STATED GOAL: Transcribe each of the records below exactly, excluding all pictures.

SUPPLIED DATA:

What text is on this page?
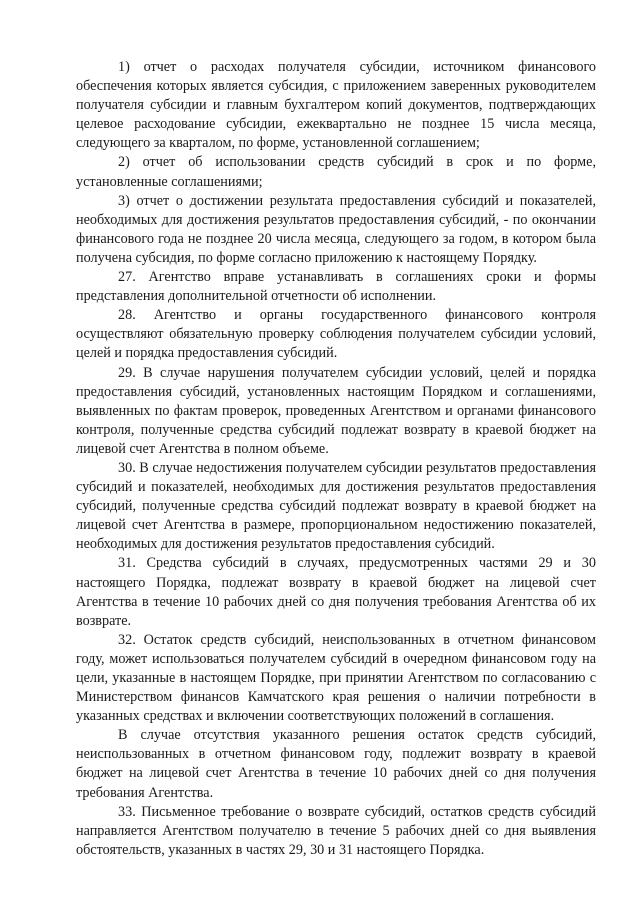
1) отчет о расходах получателя субсидии, источником финансового обеспечения которых является субсидия, с приложением заверенных руководителем получателя субсидии и главным бухгалтером копий документов, подтверждающих целевое расходование субсидии, ежеквартально не позднее 15 числа месяца, следующего за кварталом, по форме, установленной соглашением;

2) отчет об использовании средств субсидий в срок и по форме, установленные соглашениями;

3) отчет о достижении результата предоставления субсидий и показателей, необходимых для достижения результатов предоставления субсидий, - по окончании финансового года не позднее 20 числа месяца, следующего за годом, в котором была получена субсидия, по форме согласно приложению к настоящему Порядку.

27. Агентство вправе устанавливать в соглашениях сроки и формы представления дополнительной отчетности об исполнении.

28. Агентство и органы государственного финансового контроля осуществляют обязательную проверку соблюдения получателем субсидии условий, целей и порядка предоставления субсидий.

29. В случае нарушения получателем субсидии условий, целей и порядка предоставления субсидий, установленных настоящим Порядком и соглашениями, выявленных по фактам проверок, проведенных Агентством и органами финансового контроля, полученные средства субсидий подлежат возврату в краевой бюджет на лицевой счет Агентства в полном объеме.

30. В случае недостижения получателем субсидии результатов предоставления субсидий и показателей, необходимых для достижения результатов предоставления субсидий, полученные средства субсидий подлежат возврату в краевой бюджет на лицевой счет Агентства в размере, пропорциональном недостижению показателей, необходимых для достижения результатов предоставления субсидий.

31. Средства субсидий в случаях, предусмотренных частями 29 и 30 настоящего Порядка, подлежат возврату в краевой бюджет на лицевой счет Агентства в течение 10 рабочих дней со дня получения требования Агентства об их возврате.

32. Остаток средств субсидий, неиспользованных в отчетном финансовом году, может использоваться получателем субсидий в очередном финансовом году на цели, указанные в настоящем Порядке, при принятии Агентством по согласованию с Министерством финансов Камчатского края решения о наличии потребности в указанных средствах и включении соответствующих положений в соглашения.

В случае отсутствия указанного решения остаток средств субсидий, неиспользованных в отчетном финансовом году, подлежит возврату в краевой бюджет на лицевой счет Агентства в течение 10 рабочих дней со дня получения требования Агентства.

33. Письменное требование о возврате субсидий, остатков средств субсидий направляется Агентством получателю в течение 5 рабочих дней со дня выявления обстоятельств, указанных в частях 29, 30 и 31 настоящего Порядка.
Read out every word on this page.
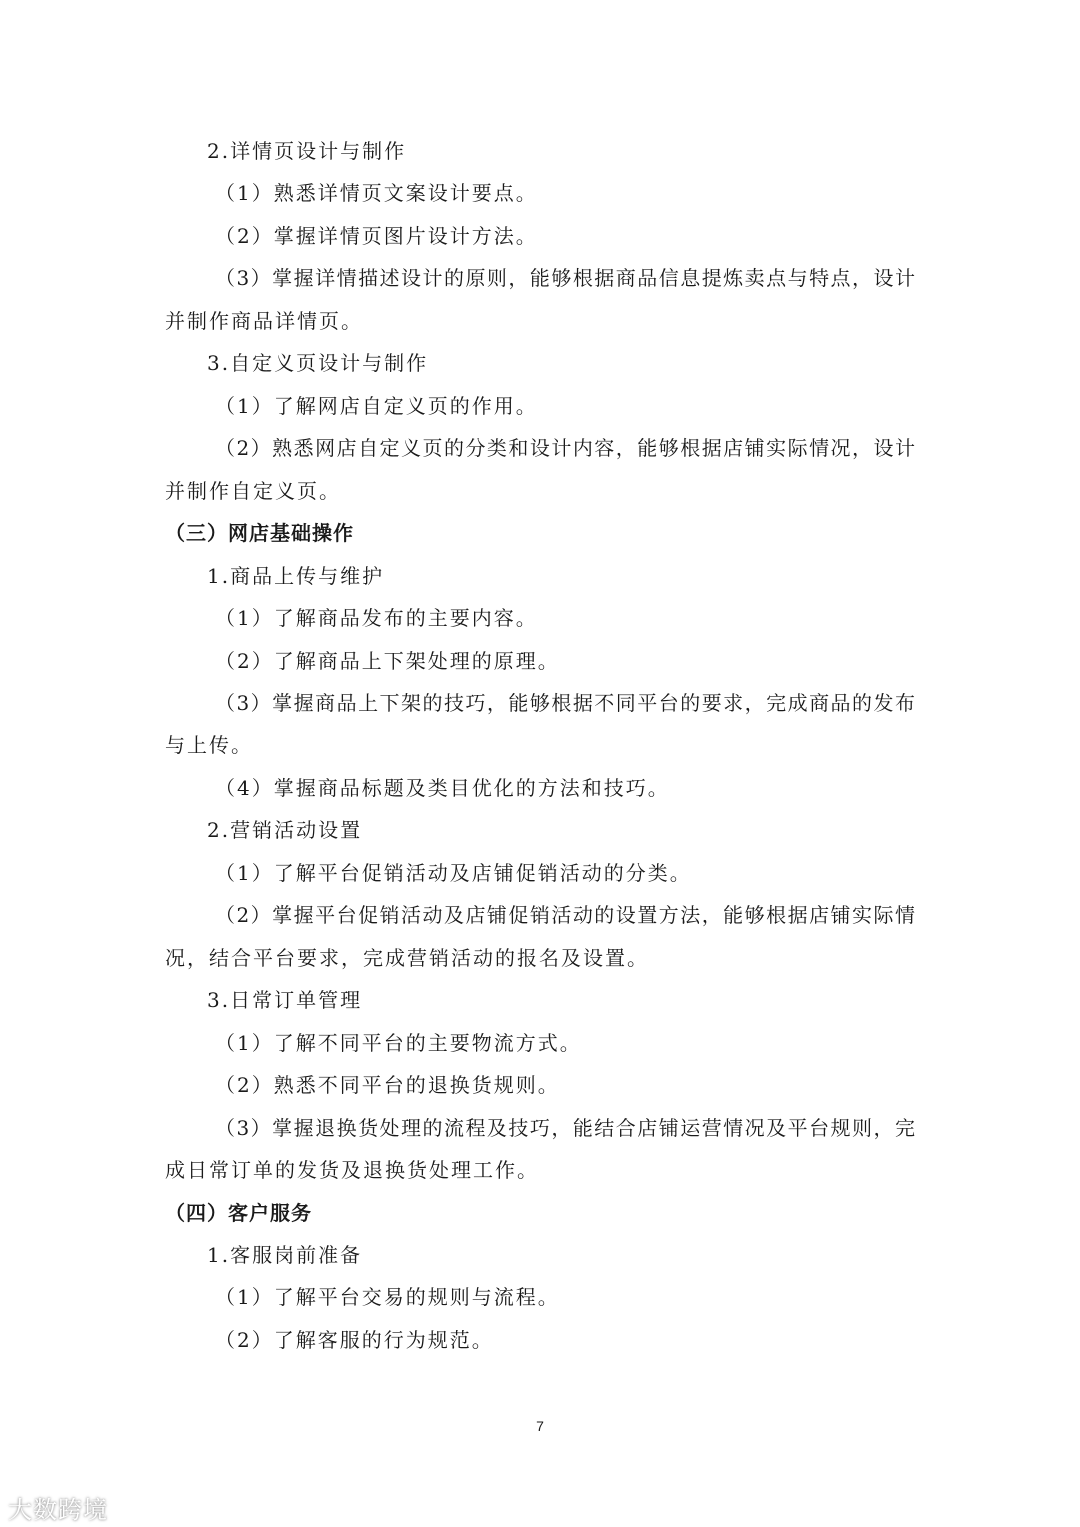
2.详情页设计与制作
（1）熟悉详情页文案设计要点。
（2）掌握详情页图片设计方法。
（3）掌握详情描述设计的原则，能够根据商品信息提炼卖点与特点，设计
并制作商品详情页。
3.自定义页设计与制作
（1）了解网店自定义页的作用。
（2）熟悉网店自定义页的分类和设计内容，能够根据店铺实际情况，设计
并制作自定义页。
（三）网店基础操作
1.商品上传与维护
（1）了解商品发布的主要内容。
（2）了解商品上下架处理的原理。
（3）掌握商品上下架的技巧，能够根据不同平台的要求，完成商品的发布
与上传。
（4）掌握商品标题及类目优化的方法和技巧。
2.营销活动设置
（1）了解平台促销活动及店铺促销活动的分类。
（2）掌握平台促销活动及店铺促销活动的设置方法，能够根据店铺实际情
况，结合平台要求，完成营销活动的报名及设置。
3.日常订单管理
（1）了解不同平台的主要物流方式。
（2）熟悉不同平台的退换货规则。
（3）掌握退换货处理的流程及技巧，能结合店铺运营情况及平台规则，完
成日常订单的发货及退换货处理工作。
（四）客户服务
1.客服岗前准备
（1）了解平台交易的规则与流程。
（2）了解客服的行为规范。
7
大数跨境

EXERCISE OUTPUT:
What text is on this page?
1) отчет о расходах получателя субсидии, источником финансового обеспечения которых является субсидия, с приложением заверенных руководителем получателя субсидии и главным бухгалтером копий документов, подтверждающих целевое расходование субсидии, ежеквартально не позднее 15 числа месяца, следующего за кварталом, по форме, установленной соглашением;

2) отчет об использовании средств субсидий в срок и по форме, установленные соглашениями;

3) отчет о достижении результата предоставления субсидий и показателей, необходимых для достижения результатов предоставления субсидий, - по окончании финансового года не позднее 20 числа месяца, следующего за годом, в котором была получена субсидия, по форме согласно приложению к настоящему Порядку.

27. Агентство вправе устанавливать в соглашениях сроки и формы представления дополнительной отчетности об исполнении.

28. Агентство и органы государственного финансового контроля осуществляют обязательную проверку соблюдения получателем субсидии условий, целей и порядка предоставления субсидий.

29. В случае нарушения получателем субсидии условий, целей и порядка предоставления субсидий, установленных настоящим Порядком и соглашениями, выявленных по фактам проверок, проведенных Агентством и органами финансового контроля, полученные средства субсидий подлежат возврату в краевой бюджет на лицевой счет Агентства в полном объеме.

30. В случае недостижения получателем субсидии результатов предоставления субсидий и показателей, необходимых для достижения результатов предоставления субсидий, полученные средства субсидий подлежат возврату в краевой бюджет на лицевой счет Агентства в размере, пропорциональном недостижению показателей, необходимых для достижения результатов предоставления субсидий.

31. Средства субсидий в случаях, предусмотренных частями 29 и 30 настоящего Порядка, подлежат возврату в краевой бюджет на лицевой счет Агентства в течение 10 рабочих дней со дня получения требования Агентства об их возврате.

32. Остаток средств субсидий, неиспользованных в отчетном финансовом году, может использоваться получателем субсидий в очередном финансовом году на цели, указанные в настоящем Порядке, при принятии Агентством по согласованию с Министерством финансов Камчатского края решения о наличии потребности в указанных средствах и включении соответствующих положений в соглашения.

В случае отсутствия указанного решения остаток средств субсидий, неиспользованных в отчетном финансовом году, подлежит возврату в краевой бюджет на лицевой счет Агентства в течение 10 рабочих дней со дня получения требования Агентства.

33. Письменное требование о возврате субсидий, остатков средств субсидий направляется Агентством получателю в течение 5 рабочих дней со дня выявления обстоятельств, указанных в частях 29, 30 и 31 настоящего Порядка.
Read out every word on this page.
2.详情页设计与制作
（1）熟悉详情页文案设计要点。
（2）掌握详情页图片设计方法。
（3）掌握详情描述设计的原则，能够根据商品信息提炼卖点与特点，设计
并制作商品详情页。
3.自定义页设计与制作
（1）了解网店自定义页的作用。
（2）熟悉网店自定义页的分类和设计内容，能够根据店铺实际情况，设计
并制作自定义页。
（三）网店基础操作
1.商品上传与维护
（1）了解商品发布的主要内容。
（2）了解商品上下架处理的原理。
（3）掌握商品上下架的技巧，能够根据不同平台的要求，完成商品的发布
与上传。
（4）掌握商品标题及类目优化的方法和技巧。
2.营销活动设置
（1）了解平台促销活动及店铺促销活动的分类。
（2）掌握平台促销活动及店铺促销活动的设置方法，能够根据店铺实际情
况，结合平台要求，完成营销活动的报名及设置。
3.日常订单管理
（1）了解不同平台的主要物流方式。
（2）熟悉不同平台的退换货规则。
（3）掌握退换货处理的流程及技巧，能结合店铺运营情况及平台规则，完
成日常订单的发货及退换货处理工作。
（四）客户服务
1.客服岗前准备
（1）了解平台交易的规则与流程。
（2）了解客服的行为规范。
7
大数跨境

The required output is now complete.